=== Written exercise ===
Omit all pictures. Copy the rest of the material exactly.

=== Data listing ===
-=-=-
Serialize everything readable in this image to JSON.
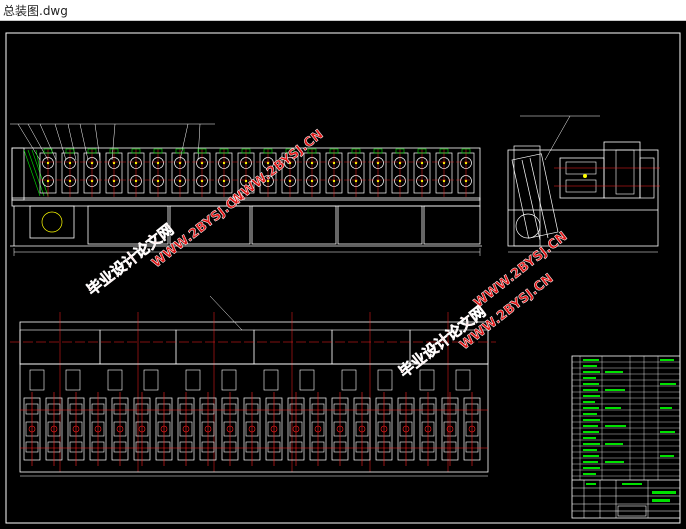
{
  "window": {
    "title": "总装图.dwg"
  },
  "watermarks": [
    {
      "text": "毕业设计论文网"
    },
    {
      "text": "WWW.2BYSJ.CN"
    }
  ],
  "colors": {
    "background": "#000000",
    "frame": "#ffffff",
    "centerline": "#ff2020",
    "accent_green": "#00e000",
    "accent_yellow": "#ffff00",
    "accent_cyan": "#00d0d0",
    "watermark": "#e01818"
  }
}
-=-=-
=== The result ===
Serialize everything readable in this image to JSON.
{
  "window": {
    "title": "总装图.dwg"
  },
  "watermarks": [
    {
      "text": "毕业设计论文网"
    },
    {
      "text": "WWW.2BYSJ.CN"
    }
  ],
  "colors": {
    "background": "#000000",
    "frame": "#ffffff",
    "centerline": "#ff2020",
    "accent_green": "#00e000",
    "accent_yellow": "#ffff00",
    "accent_cyan": "#00d0d0",
    "watermark": "#e01818"
  }
}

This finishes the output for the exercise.